YOUR TASK :: Return every record below exactly as written, omitting any pictures.

---------------

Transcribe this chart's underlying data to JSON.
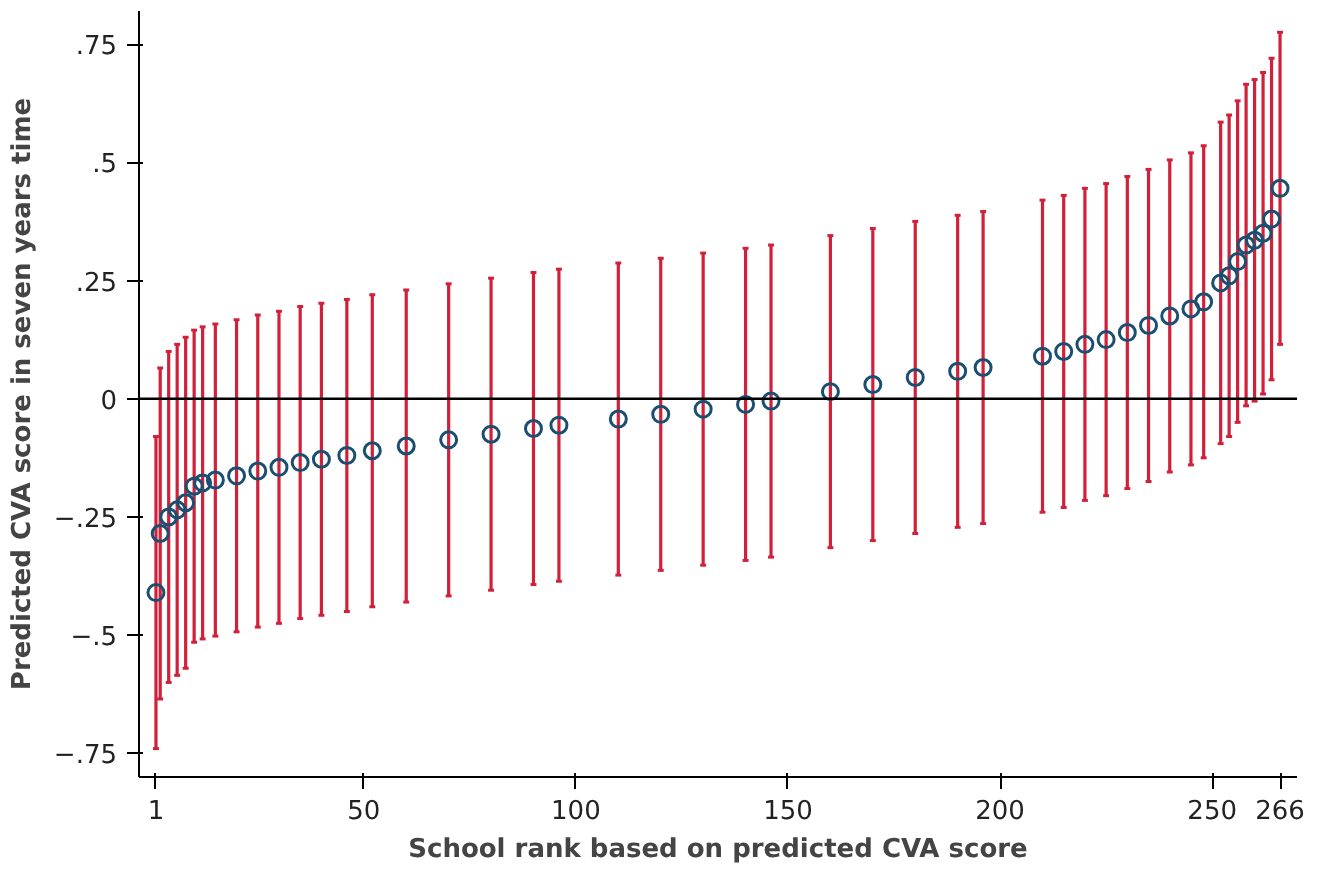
{
  "chart_data": {
    "type": "scatter",
    "xlabel": "School rank based on predicted CVA score",
    "ylabel": "Predicted CVA score in seven years time",
    "marker": "circle",
    "x": [
      1,
      2,
      4,
      6,
      8,
      10,
      12,
      15,
      20,
      25,
      30,
      35,
      40,
      46,
      52,
      60,
      70,
      80,
      90,
      96,
      110,
      120,
      130,
      140,
      146,
      160,
      170,
      180,
      190,
      196,
      210,
      215,
      220,
      225,
      230,
      235,
      240,
      245,
      248,
      252,
      254,
      256,
      258,
      260,
      262,
      264,
      266
    ],
    "series": [
      {
        "color": "#1b4f72",
        "values": [
          -0.41,
          -0.285,
          -0.25,
          -0.235,
          -0.22,
          -0.185,
          -0.178,
          -0.172,
          -0.163,
          -0.153,
          -0.145,
          -0.135,
          -0.128,
          -0.12,
          -0.11,
          -0.1,
          -0.087,
          -0.075,
          -0.063,
          -0.056,
          -0.043,
          -0.033,
          -0.022,
          -0.012,
          -0.005,
          0.015,
          0.03,
          0.045,
          0.058,
          0.066,
          0.09,
          0.1,
          0.115,
          0.125,
          0.14,
          0.155,
          0.175,
          0.19,
          0.205,
          0.245,
          0.26,
          0.29,
          0.325,
          0.335,
          0.35,
          0.38,
          0.445
        ],
        "errors": [
          0.33,
          0.35,
          0.35,
          0.35,
          0.35,
          0.33,
          0.33,
          0.33,
          0.33,
          0.33,
          0.33,
          0.33,
          0.33,
          0.33,
          0.33,
          0.33,
          0.33,
          0.33,
          0.33,
          0.33,
          0.33,
          0.33,
          0.33,
          0.33,
          0.33,
          0.33,
          0.33,
          0.33,
          0.33,
          0.33,
          0.33,
          0.33,
          0.33,
          0.33,
          0.33,
          0.33,
          0.33,
          0.33,
          0.33,
          0.34,
          0.34,
          0.34,
          0.34,
          0.34,
          0.34,
          0.34,
          0.33
        ]
      }
    ],
    "xlim": [
      -3,
      270
    ],
    "ylim": [
      -0.8,
      0.82
    ],
    "xticks": [
      1,
      50,
      100,
      150,
      200,
      250,
      266
    ],
    "yticks": [
      {
        "value": -0.75,
        "label": "−.75"
      },
      {
        "value": -0.5,
        "label": "−.5"
      },
      {
        "value": -0.25,
        "label": "−.25"
      },
      0,
      {
        "value": 0.25,
        "label": ".25"
      },
      {
        "value": 0.5,
        "label": ".5"
      },
      {
        "value": 0.75,
        "label": ".75"
      }
    ],
    "ref_lines": [
      {
        "axis": "y",
        "value": 0,
        "color": "#000000"
      }
    ]
  }
}
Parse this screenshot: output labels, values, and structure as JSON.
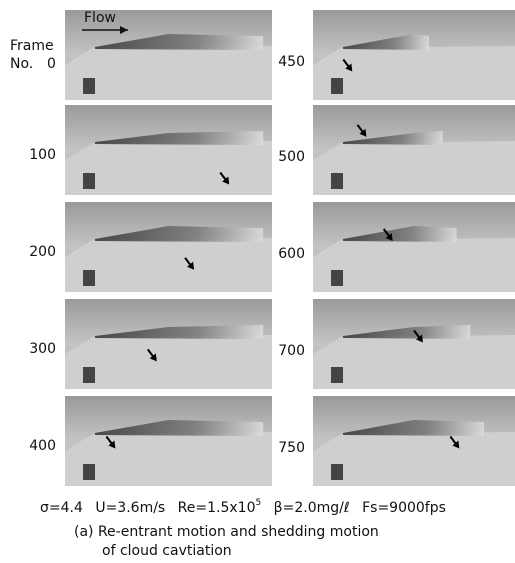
{
  "flow_label": "Flow",
  "frame_heading": {
    "line1": "Frame",
    "line2": "No."
  },
  "left_frames": [
    "0",
    "100",
    "200",
    "300",
    "400"
  ],
  "right_frames": [
    "450",
    "500",
    "600",
    "700",
    "750"
  ],
  "conditions": {
    "sigma": "σ=4.4",
    "velocity": "U=3.6m/s",
    "reynolds": "Re=1.5x10",
    "reynolds_exponent": "5",
    "beta": "β=2.0mg/ℓ",
    "fps": "Fs=9000fps"
  },
  "caption": [
    "(a) Re-entrant motion and shedding motion",
    "of cloud cavtiation"
  ]
}
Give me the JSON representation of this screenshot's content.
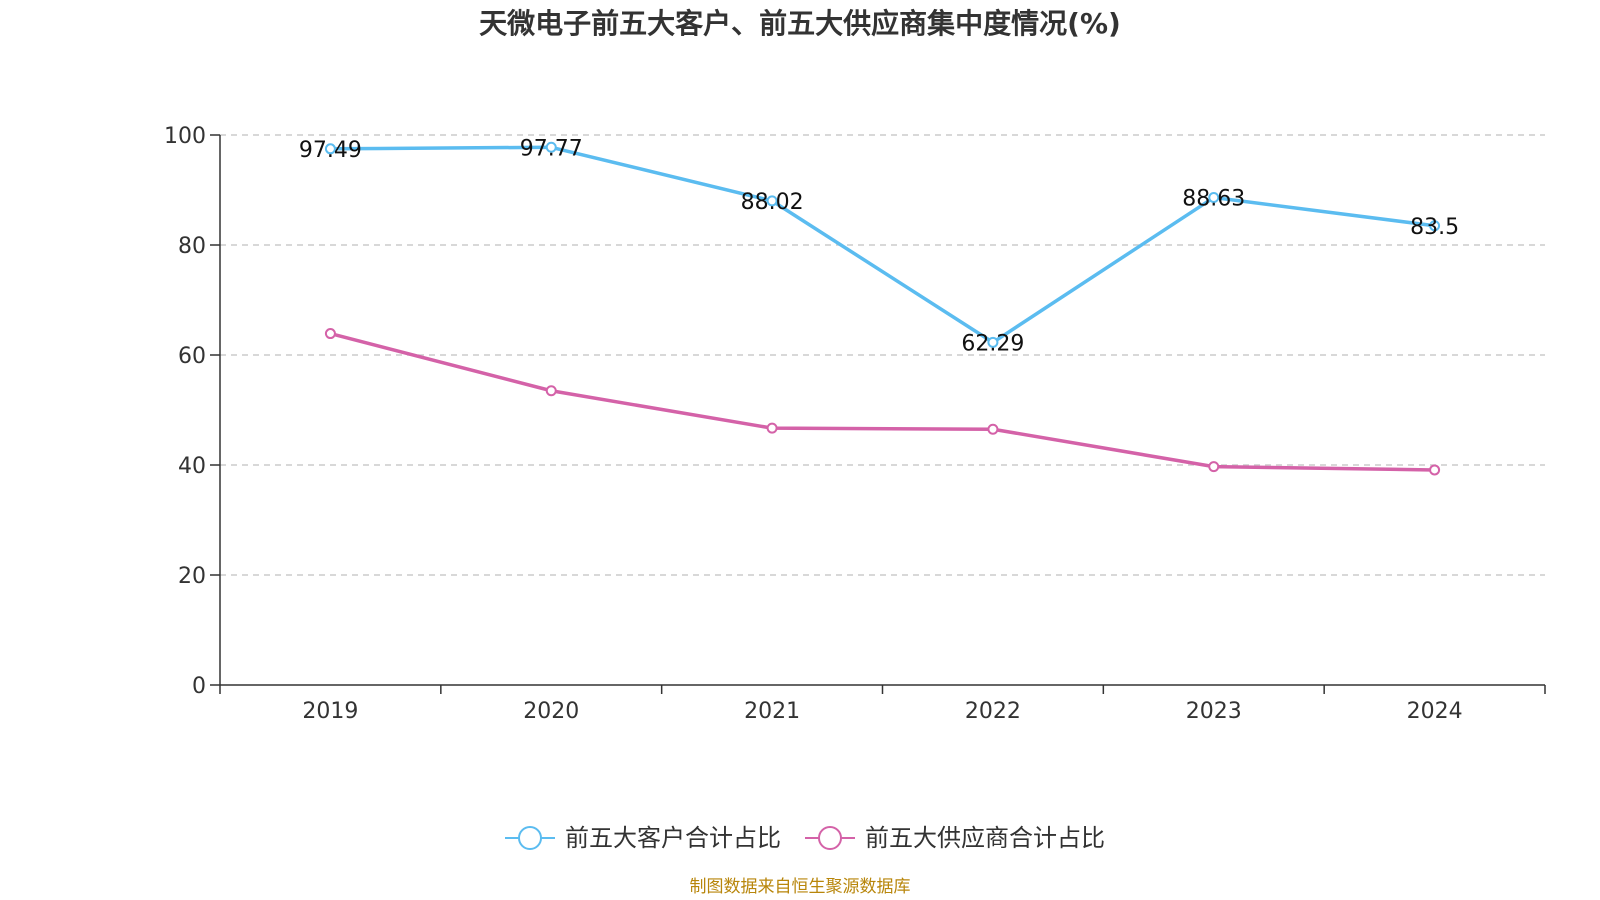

---------------

SOLUTION TO THE EXERCISE ::
Transcribe this chart's underlying data to JSON.
{
  "chart_data": {
    "type": "scatter",
    "xlabel": "School rank based on predicted CVA score",
    "ylabel": "Predicted CVA score in seven years time",
    "marker": "circle",
    "x": [
      1,
      2,
      4,
      6,
      8,
      10,
      12,
      15,
      20,
      25,
      30,
      35,
      40,
      46,
      52,
      60,
      70,
      80,
      90,
      96,
      110,
      120,
      130,
      140,
      146,
      160,
      170,
      180,
      190,
      196,
      210,
      215,
      220,
      225,
      230,
      235,
      240,
      245,
      248,
      252,
      254,
      256,
      258,
      260,
      262,
      264,
      266
    ],
    "series": [
      {
        "color": "#1b4f72",
        "values": [
          -0.41,
          -0.285,
          -0.25,
          -0.235,
          -0.22,
          -0.185,
          -0.178,
          -0.172,
          -0.163,
          -0.153,
          -0.145,
          -0.135,
          -0.128,
          -0.12,
          -0.11,
          -0.1,
          -0.087,
          -0.075,
          -0.063,
          -0.056,
          -0.043,
          -0.033,
          -0.022,
          -0.012,
          -0.005,
          0.015,
          0.03,
          0.045,
          0.058,
          0.066,
          0.09,
          0.1,
          0.115,
          0.125,
          0.14,
          0.155,
          0.175,
          0.19,
          0.205,
          0.245,
          0.26,
          0.29,
          0.325,
          0.335,
          0.35,
          0.38,
          0.445
        ],
        "errors": [
          0.33,
          0.35,
          0.35,
          0.35,
          0.35,
          0.33,
          0.33,
          0.33,
          0.33,
          0.33,
          0.33,
          0.33,
          0.33,
          0.33,
          0.33,
          0.33,
          0.33,
          0.33,
          0.33,
          0.33,
          0.33,
          0.33,
          0.33,
          0.33,
          0.33,
          0.33,
          0.33,
          0.33,
          0.33,
          0.33,
          0.33,
          0.33,
          0.33,
          0.33,
          0.33,
          0.33,
          0.33,
          0.33,
          0.33,
          0.34,
          0.34,
          0.34,
          0.34,
          0.34,
          0.34,
          0.34,
          0.33
        ]
      }
    ],
    "xlim": [
      -3,
      270
    ],
    "ylim": [
      -0.8,
      0.82
    ],
    "xticks": [
      1,
      50,
      100,
      150,
      200,
      250,
      266
    ],
    "yticks": [
      {
        "value": -0.75,
        "label": "−.75"
      },
      {
        "value": -0.5,
        "label": "−.5"
      },
      {
        "value": -0.25,
        "label": "−.25"
      },
      0,
      {
        "value": 0.25,
        "label": ".25"
      },
      {
        "value": 0.5,
        "label": ".5"
      },
      {
        "value": 0.75,
        "label": ".75"
      }
    ],
    "ref_lines": [
      {
        "axis": "y",
        "value": 0,
        "color": "#000000"
      }
    ]
  }
}
Parse this screenshot: output labels, values, and structure as JSON.
{
  "flow_label": "Flow",
  "frame_heading": {
    "line1": "Frame",
    "line2": "No."
  },
  "left_frames": [
    "0",
    "100",
    "200",
    "300",
    "400"
  ],
  "right_frames": [
    "450",
    "500",
    "600",
    "700",
    "750"
  ],
  "conditions": {
    "sigma": "σ=4.4",
    "velocity": "U=3.6m/s",
    "reynolds": "Re=1.5x10",
    "reynolds_exponent": "5",
    "beta": "β=2.0mg/ℓ",
    "fps": "Fs=9000fps"
  },
  "caption": [
    "(a) Re-entrant motion and shedding motion",
    "of cloud cavtiation"
  ]
}
Give me the JSON representation of this screenshot's content.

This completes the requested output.